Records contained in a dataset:
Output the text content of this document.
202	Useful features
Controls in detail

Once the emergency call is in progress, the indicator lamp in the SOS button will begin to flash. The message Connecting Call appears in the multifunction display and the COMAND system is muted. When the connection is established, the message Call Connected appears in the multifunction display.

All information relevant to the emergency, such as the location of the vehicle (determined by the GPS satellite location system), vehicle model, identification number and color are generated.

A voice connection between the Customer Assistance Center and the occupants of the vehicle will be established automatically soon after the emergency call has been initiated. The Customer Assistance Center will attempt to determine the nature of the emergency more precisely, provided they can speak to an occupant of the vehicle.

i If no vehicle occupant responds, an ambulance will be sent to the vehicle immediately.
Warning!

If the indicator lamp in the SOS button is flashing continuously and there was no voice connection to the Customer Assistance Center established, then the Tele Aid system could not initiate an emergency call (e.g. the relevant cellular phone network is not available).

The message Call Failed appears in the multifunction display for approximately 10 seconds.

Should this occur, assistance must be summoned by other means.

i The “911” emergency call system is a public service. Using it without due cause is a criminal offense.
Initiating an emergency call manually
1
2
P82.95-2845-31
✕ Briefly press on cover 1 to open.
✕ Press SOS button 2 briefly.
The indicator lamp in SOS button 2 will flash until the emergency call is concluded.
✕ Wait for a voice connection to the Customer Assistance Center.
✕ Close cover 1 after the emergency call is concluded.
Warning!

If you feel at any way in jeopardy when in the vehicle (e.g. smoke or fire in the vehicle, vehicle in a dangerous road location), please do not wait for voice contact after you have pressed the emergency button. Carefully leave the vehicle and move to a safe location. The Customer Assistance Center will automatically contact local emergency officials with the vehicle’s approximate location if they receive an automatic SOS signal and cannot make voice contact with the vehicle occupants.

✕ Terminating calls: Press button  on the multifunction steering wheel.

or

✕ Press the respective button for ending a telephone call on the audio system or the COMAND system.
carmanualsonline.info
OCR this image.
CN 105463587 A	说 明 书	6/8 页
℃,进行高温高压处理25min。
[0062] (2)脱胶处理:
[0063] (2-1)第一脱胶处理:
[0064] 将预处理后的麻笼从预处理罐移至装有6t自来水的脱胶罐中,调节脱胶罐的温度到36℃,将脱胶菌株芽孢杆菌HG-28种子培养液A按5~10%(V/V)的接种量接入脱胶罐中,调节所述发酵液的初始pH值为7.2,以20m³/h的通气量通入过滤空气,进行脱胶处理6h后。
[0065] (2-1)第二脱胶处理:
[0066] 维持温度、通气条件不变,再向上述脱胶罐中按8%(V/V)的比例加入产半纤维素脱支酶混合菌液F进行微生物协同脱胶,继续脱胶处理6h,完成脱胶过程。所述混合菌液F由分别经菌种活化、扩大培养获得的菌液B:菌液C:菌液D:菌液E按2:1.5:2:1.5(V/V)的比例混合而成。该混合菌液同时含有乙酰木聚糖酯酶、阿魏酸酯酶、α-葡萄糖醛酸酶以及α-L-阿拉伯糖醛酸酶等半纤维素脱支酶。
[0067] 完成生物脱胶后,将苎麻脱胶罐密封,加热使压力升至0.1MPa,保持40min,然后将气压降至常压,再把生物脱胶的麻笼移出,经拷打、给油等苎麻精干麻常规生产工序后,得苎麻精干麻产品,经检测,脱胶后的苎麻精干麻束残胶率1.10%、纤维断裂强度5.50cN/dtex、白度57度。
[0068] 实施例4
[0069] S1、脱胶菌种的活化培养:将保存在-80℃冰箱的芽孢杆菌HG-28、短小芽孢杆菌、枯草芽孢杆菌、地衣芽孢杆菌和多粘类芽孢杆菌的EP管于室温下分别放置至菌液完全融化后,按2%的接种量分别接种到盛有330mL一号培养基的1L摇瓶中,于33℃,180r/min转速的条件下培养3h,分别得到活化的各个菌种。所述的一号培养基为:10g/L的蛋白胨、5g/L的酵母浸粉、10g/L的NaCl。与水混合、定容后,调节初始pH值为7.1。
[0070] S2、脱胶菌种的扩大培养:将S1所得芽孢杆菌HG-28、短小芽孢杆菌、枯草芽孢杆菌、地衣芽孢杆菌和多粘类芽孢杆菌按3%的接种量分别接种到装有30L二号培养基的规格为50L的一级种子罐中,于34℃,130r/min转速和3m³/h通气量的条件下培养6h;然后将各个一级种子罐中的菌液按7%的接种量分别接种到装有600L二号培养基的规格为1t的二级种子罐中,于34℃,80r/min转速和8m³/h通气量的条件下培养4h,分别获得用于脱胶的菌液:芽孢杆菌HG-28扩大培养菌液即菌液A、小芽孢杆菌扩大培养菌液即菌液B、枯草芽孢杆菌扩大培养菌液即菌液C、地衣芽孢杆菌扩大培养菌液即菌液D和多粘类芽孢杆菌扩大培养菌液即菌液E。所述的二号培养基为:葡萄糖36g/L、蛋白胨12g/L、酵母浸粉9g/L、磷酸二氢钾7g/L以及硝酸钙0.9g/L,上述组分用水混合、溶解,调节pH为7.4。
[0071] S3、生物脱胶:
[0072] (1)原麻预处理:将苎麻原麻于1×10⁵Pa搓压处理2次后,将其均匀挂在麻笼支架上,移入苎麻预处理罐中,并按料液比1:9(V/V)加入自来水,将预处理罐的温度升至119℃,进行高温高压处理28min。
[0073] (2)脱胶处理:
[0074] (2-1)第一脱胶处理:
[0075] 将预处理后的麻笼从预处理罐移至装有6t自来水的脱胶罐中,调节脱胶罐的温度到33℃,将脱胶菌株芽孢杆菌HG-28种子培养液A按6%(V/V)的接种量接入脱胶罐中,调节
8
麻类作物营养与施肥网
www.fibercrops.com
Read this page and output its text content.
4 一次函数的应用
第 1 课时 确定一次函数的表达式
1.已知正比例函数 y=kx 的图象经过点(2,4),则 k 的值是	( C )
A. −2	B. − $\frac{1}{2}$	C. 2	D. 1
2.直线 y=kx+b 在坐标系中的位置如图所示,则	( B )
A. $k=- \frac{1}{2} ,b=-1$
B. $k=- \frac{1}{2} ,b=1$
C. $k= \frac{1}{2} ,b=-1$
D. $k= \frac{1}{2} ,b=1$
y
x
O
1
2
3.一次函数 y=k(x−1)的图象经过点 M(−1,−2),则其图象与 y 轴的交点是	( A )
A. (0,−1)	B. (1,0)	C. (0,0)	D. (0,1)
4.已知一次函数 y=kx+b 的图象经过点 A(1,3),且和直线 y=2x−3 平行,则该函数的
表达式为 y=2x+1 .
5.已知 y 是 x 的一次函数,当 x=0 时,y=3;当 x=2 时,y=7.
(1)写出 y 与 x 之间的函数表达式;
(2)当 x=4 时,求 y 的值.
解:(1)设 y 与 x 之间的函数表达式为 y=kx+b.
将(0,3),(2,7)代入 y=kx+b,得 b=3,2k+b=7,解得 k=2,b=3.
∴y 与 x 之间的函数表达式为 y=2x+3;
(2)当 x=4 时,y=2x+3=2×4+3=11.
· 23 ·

▶ **Your task**: Retype all the material above precisely, with no line left out.

▶ **The answer**:
Output the text content of this document.
202	Useful features
Controls in detail

Once the emergency call is in progress, the indicator lamp in the SOS button will begin to flash. The message Connecting Call appears in the multifunction display and the COMAND system is muted. When the connection is established, the message Call Connected appears in the multifunction display.

All information relevant to the emergency, such as the location of the vehicle (determined by the GPS satellite location system), vehicle model, identification number and color are generated.

A voice connection between the Customer Assistance Center and the occupants of the vehicle will be established automatically soon after the emergency call has been initiated. The Customer Assistance Center will attempt to determine the nature of the emergency more precisely, provided they can speak to an occupant of the vehicle.

i If no vehicle occupant responds, an ambulance will be sent to the vehicle immediately.
Warning!

If the indicator lamp in the SOS button is flashing continuously and there was no voice connection to the Customer Assistance Center established, then the Tele Aid system could not initiate an emergency call (e.g. the relevant cellular phone network is not available).

The message Call Failed appears in the multifunction display for approximately 10 seconds.

Should this occur, assistance must be summoned by other means.

i The “911” emergency call system is a public service. Using it without due cause is a criminal offense.
Initiating an emergency call manually
1
2
P82.95-2845-31
✕ Briefly press on cover 1 to open.
✕ Press SOS button 2 briefly.
The indicator lamp in SOS button 2 will flash until the emergency call is concluded.
✕ Wait for a voice connection to the Customer Assistance Center.
✕ Close cover 1 after the emergency call is concluded.
Warning!

If you feel at any way in jeopardy when in the vehicle (e.g. smoke or fire in the vehicle, vehicle in a dangerous road location), please do not wait for voice contact after you have pressed the emergency button. Carefully leave the vehicle and move to a safe location. The Customer Assistance Center will automatically contact local emergency officials with the vehicle’s approximate location if they receive an automatic SOS signal and cannot make voice contact with the vehicle occupants.

✕ Terminating calls: Press button  on the multifunction steering wheel.

or

✕ Press the respective button for ending a telephone call on the audio system or the COMAND system.
carmanualsonline.info
OCR this image.
CN 105463587 A	说 明 书	6/8 页
℃,进行高温高压处理25min。
[0062] (2)脱胶处理:
[0063] (2-1)第一脱胶处理:
[0064] 将预处理后的麻笼从预处理罐移至装有6t自来水的脱胶罐中,调节脱胶罐的温度到36℃,将脱胶菌株芽孢杆菌HG-28种子培养液A按5~10%(V/V)的接种量接入脱胶罐中,调节所述发酵液的初始pH值为7.2,以20m³/h的通气量通入过滤空气,进行脱胶处理6h后。
[0065] (2-1)第二脱胶处理:
[0066] 维持温度、通气条件不变,再向上述脱胶罐中按8%(V/V)的比例加入产半纤维素脱支酶混合菌液F进行微生物协同脱胶,继续脱胶处理6h,完成脱胶过程。所述混合菌液F由分别经菌种活化、扩大培养获得的菌液B:菌液C:菌液D:菌液E按2:1.5:2:1.5(V/V)的比例混合而成。该混合菌液同时含有乙酰木聚糖酯酶、阿魏酸酯酶、α-葡萄糖醛酸酶以及α-L-阿拉伯糖醛酸酶等半纤维素脱支酶。
[0067] 完成生物脱胶后,将苎麻脱胶罐密封,加热使压力升至0.1MPa,保持40min,然后将气压降至常压,再把生物脱胶的麻笼移出,经拷打、给油等苎麻精干麻常规生产工序后,得苎麻精干麻产品,经检测,脱胶后的苎麻精干麻束残胶率1.10%、纤维断裂强度5.50cN/dtex、白度57度。
[0068] 实施例4
[0069] S1、脱胶菌种的活化培养:将保存在-80℃冰箱的芽孢杆菌HG-28、短小芽孢杆菌、枯草芽孢杆菌、地衣芽孢杆菌和多粘类芽孢杆菌的EP管于室温下分别放置至菌液完全融化后,按2%的接种量分别接种到盛有330mL一号培养基的1L摇瓶中,于33℃,180r/min转速的条件下培养3h,分别得到活化的各个菌种。所述的一号培养基为:10g/L的蛋白胨、5g/L的酵母浸粉、10g/L的NaCl。与水混合、定容后,调节初始pH值为7.1。
[0070] S2、脱胶菌种的扩大培养:将S1所得芽孢杆菌HG-28、短小芽孢杆菌、枯草芽孢杆菌、地衣芽孢杆菌和多粘类芽孢杆菌按3%的接种量分别接种到装有30L二号培养基的规格为50L的一级种子罐中,于34℃,130r/min转速和3m³/h通气量的条件下培养6h;然后将各个一级种子罐中的菌液按7%的接种量分别接种到装有600L二号培养基的规格为1t的二级种子罐中,于34℃,80r/min转速和8m³/h通气量的条件下培养4h,分别获得用于脱胶的菌液:芽孢杆菌HG-28扩大培养菌液即菌液A、小芽孢杆菌扩大培养菌液即菌液B、枯草芽孢杆菌扩大培养菌液即菌液C、地衣芽孢杆菌扩大培养菌液即菌液D和多粘类芽孢杆菌扩大培养菌液即菌液E。所述的二号培养基为:葡萄糖36g/L、蛋白胨12g/L、酵母浸粉9g/L、磷酸二氢钾7g/L以及硝酸钙0.9g/L,上述组分用水混合、溶解,调节pH为7.4。
[0071] S3、生物脱胶:
[0072] (1)原麻预处理:将苎麻原麻于1×10⁵Pa搓压处理2次后,将其均匀挂在麻笼支架上,移入苎麻预处理罐中,并按料液比1:9(V/V)加入自来水,将预处理罐的温度升至119℃,进行高温高压处理28min。
[0073] (2)脱胶处理:
[0074] (2-1)第一脱胶处理:
[0075] 将预处理后的麻笼从预处理罐移至装有6t自来水的脱胶罐中,调节脱胶罐的温度到33℃,将脱胶菌株芽孢杆菌HG-28种子培养液A按6%(V/V)的接种量接入脱胶罐中,调节
8
麻类作物营养与施肥网
www.fibercrops.com
Read this page and output its text content.
4 一次函数的应用
第 1 课时 确定一次函数的表达式
1.已知正比例函数 y=kx 的图象经过点(2,4),则 k 的值是	( C )
A. −2	B. − $\frac{1}{2}$	C. 2	D. 1
2.直线 y=kx+b 在坐标系中的位置如图所示,则	( B )
A. $k=- \frac{1}{2} ,b=-1$
B. $k=- \frac{1}{2} ,b=1$
C. $k= \frac{1}{2} ,b=-1$
D. $k= \frac{1}{2} ,b=1$
y
x
O
1
2
3.一次函数 y=k(x−1)的图象经过点 M(−1,−2),则其图象与 y 轴的交点是	( A )
A. (0,−1)	B. (1,0)	C. (0,0)	D. (0,1)
4.已知一次函数 y=kx+b 的图象经过点 A(1,3),且和直线 y=2x−3 平行,则该函数的
表达式为 y=2x+1 .
5.已知 y 是 x 的一次函数,当 x=0 时,y=3;当 x=2 时,y=7.
(1)写出 y 与 x 之间的函数表达式;
(2)当 x=4 时,求 y 的值.
解:(1)设 y 与 x 之间的函数表达式为 y=kx+b.
将(0,3),(2,7)代入 y=kx+b,得 b=3,2k+b=7,解得 k=2,b=3.
∴y 与 x 之间的函数表达式为 y=2x+3;
(2)当 x=4 时,y=2x+3=2×4+3=11.
· 23 ·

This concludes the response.